* Direction
Look below and pull out each line with the word "user".

Dataset excerpts
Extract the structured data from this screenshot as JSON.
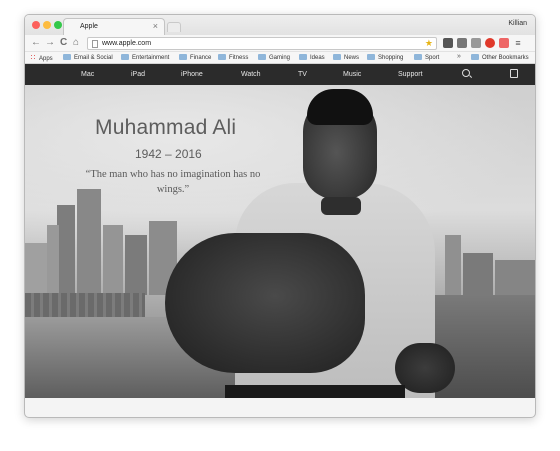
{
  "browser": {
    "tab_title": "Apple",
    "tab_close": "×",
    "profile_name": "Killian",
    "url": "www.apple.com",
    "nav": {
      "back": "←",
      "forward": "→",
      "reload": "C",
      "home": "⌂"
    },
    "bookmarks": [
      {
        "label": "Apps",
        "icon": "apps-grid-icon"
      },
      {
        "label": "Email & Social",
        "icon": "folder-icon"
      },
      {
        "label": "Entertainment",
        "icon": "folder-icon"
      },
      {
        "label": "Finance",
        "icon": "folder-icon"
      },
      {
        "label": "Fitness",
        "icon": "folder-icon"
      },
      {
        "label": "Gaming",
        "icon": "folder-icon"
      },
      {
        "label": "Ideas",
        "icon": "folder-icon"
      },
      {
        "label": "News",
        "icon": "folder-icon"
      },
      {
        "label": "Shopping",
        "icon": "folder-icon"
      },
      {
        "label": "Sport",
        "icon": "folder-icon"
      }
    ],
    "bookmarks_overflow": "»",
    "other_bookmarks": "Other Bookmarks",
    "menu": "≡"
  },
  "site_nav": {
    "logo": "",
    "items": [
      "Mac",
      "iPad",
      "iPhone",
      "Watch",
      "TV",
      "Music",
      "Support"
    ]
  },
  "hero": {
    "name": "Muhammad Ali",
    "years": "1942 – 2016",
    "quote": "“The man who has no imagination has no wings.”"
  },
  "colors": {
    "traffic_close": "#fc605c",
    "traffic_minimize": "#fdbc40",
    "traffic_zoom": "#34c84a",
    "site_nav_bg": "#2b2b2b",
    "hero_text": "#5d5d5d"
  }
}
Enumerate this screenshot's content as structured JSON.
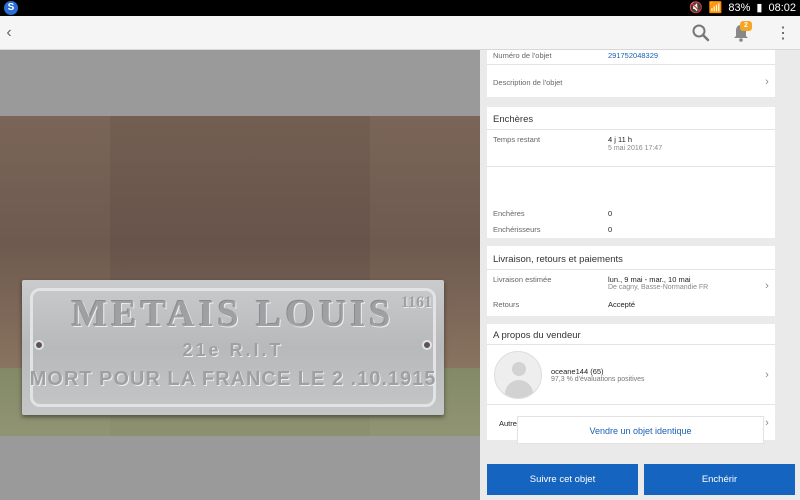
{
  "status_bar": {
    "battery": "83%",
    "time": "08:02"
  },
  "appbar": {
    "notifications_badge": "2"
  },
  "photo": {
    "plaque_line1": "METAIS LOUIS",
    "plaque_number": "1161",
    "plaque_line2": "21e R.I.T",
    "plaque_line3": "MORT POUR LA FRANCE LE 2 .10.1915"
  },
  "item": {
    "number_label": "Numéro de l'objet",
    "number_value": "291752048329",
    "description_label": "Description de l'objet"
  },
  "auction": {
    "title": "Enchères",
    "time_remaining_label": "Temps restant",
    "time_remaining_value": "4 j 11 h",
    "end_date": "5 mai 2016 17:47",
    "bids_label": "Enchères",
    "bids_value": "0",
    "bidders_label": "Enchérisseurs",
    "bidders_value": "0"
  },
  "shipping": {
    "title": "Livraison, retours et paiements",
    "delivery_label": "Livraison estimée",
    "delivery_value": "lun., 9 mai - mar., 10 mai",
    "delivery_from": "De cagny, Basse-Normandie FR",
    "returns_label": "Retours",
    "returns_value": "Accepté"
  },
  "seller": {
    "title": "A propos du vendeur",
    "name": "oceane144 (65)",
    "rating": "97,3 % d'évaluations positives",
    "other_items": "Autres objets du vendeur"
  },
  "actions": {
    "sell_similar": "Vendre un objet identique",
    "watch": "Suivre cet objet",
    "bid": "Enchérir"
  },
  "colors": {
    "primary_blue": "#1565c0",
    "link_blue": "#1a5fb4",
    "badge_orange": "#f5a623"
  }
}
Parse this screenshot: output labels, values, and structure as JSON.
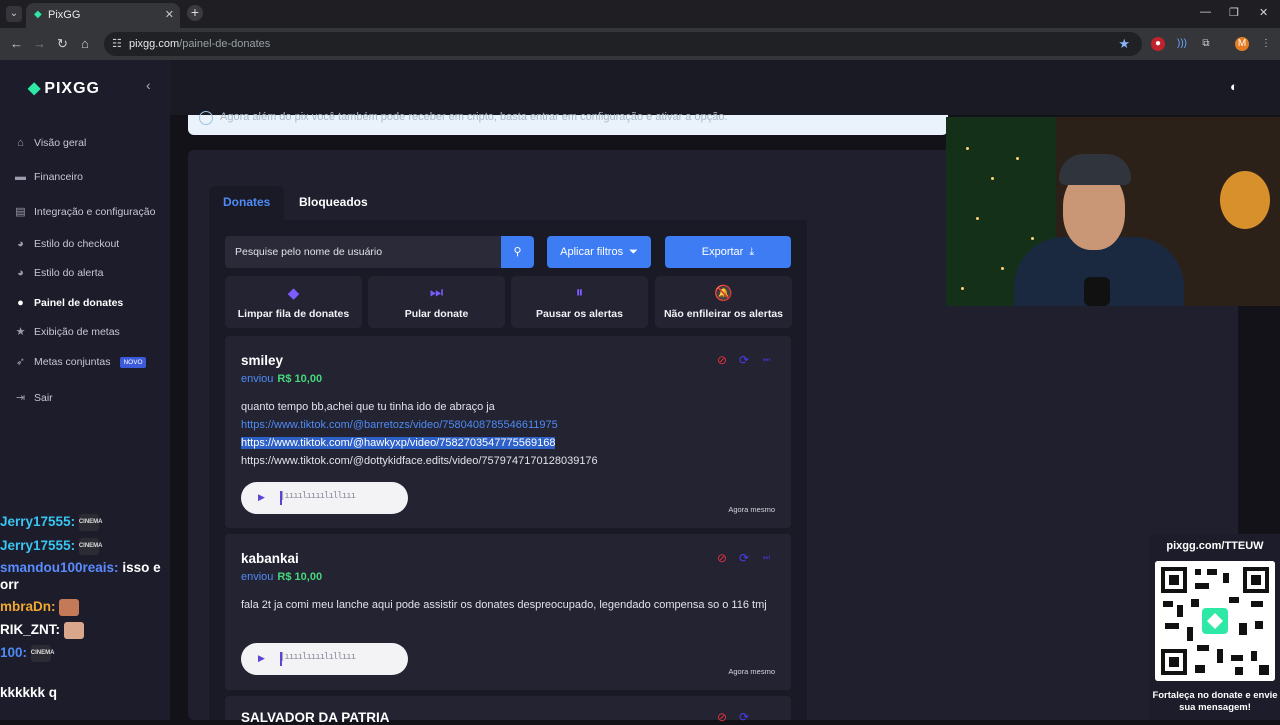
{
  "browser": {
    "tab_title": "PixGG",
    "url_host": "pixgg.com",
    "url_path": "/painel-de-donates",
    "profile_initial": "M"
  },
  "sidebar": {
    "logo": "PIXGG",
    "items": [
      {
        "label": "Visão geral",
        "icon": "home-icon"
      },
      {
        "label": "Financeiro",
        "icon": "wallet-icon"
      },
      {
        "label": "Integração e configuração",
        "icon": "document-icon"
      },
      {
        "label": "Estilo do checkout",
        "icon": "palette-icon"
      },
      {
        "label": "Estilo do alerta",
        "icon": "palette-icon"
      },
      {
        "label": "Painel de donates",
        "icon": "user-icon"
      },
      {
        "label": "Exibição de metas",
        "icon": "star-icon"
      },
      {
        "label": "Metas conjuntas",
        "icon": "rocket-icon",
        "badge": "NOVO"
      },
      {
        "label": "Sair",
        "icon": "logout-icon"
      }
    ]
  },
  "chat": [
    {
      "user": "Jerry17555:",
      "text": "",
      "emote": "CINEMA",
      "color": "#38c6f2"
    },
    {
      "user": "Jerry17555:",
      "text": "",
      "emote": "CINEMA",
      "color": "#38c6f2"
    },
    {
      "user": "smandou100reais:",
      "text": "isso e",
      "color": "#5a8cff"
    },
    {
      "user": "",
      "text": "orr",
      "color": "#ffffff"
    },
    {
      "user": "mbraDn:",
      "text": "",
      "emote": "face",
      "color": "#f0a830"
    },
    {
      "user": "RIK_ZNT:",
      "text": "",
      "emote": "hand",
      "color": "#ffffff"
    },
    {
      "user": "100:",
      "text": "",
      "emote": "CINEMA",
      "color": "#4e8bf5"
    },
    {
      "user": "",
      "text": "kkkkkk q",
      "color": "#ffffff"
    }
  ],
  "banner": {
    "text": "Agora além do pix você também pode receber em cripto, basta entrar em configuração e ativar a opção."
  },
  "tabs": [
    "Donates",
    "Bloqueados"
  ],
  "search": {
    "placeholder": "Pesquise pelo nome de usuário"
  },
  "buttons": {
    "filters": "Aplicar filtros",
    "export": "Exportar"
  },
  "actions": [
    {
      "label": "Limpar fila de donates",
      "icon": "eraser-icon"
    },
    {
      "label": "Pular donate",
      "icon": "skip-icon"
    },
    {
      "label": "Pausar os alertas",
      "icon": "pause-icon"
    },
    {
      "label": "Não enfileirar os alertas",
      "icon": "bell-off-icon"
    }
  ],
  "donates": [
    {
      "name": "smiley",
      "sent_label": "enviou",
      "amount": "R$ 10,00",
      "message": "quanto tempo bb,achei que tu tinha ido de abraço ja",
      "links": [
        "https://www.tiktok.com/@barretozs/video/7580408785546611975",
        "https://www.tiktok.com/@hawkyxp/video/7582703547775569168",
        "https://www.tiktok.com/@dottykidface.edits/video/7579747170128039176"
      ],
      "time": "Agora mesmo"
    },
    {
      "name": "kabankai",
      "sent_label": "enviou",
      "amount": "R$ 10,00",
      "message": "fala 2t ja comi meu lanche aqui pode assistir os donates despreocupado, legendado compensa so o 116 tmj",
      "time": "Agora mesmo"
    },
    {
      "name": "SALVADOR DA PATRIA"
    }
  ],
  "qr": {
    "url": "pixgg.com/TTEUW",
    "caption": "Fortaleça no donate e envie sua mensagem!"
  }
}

==

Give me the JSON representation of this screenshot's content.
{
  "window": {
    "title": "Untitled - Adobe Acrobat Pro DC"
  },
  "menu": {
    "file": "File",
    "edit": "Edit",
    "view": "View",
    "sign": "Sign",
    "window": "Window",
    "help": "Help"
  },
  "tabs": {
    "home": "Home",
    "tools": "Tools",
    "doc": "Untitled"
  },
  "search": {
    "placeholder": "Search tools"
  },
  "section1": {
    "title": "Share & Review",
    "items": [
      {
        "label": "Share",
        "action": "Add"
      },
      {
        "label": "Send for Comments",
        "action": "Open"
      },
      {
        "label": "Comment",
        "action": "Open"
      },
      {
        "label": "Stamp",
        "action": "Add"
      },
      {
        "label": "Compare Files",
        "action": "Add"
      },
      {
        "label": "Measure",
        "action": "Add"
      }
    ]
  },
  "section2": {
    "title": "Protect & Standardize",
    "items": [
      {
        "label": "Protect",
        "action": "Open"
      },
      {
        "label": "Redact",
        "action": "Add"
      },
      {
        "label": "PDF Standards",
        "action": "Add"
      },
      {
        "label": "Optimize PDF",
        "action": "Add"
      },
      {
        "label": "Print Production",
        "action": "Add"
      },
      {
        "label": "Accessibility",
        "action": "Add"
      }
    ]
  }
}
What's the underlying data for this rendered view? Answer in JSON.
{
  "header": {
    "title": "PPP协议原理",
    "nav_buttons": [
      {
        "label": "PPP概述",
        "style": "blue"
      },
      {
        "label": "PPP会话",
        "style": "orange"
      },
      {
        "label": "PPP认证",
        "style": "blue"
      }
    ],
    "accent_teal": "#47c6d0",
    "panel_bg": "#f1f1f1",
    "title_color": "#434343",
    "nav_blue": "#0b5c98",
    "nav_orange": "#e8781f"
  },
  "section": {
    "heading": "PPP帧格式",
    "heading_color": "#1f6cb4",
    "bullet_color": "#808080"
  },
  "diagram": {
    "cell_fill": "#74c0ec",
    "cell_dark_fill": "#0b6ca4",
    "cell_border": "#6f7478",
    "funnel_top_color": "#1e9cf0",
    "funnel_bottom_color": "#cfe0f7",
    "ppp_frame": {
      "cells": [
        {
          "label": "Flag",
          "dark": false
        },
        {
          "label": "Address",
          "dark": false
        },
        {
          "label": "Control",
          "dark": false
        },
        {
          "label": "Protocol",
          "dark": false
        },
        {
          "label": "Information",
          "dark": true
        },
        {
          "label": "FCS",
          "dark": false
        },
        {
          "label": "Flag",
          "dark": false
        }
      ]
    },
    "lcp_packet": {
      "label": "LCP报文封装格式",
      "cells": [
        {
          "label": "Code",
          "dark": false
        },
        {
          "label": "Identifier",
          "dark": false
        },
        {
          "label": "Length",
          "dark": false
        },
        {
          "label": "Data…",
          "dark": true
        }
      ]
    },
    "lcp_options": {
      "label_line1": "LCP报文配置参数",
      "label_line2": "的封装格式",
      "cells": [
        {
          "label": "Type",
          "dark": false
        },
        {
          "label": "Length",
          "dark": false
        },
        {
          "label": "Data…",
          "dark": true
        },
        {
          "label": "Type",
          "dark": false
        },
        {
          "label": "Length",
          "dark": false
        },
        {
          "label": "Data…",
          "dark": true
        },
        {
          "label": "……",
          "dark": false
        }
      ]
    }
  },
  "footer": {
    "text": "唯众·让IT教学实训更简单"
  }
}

* Answer to this exercise
        "icon": "user-icon"
      "user": "Jerry17555:",
      "user": "Jerry17555:",
      "user": "smandou100reais:",
      "user": "",
      "user": "mbraDn:",
      "user": "RIK_ZNT:",
      "user": "100:",
      "user": "",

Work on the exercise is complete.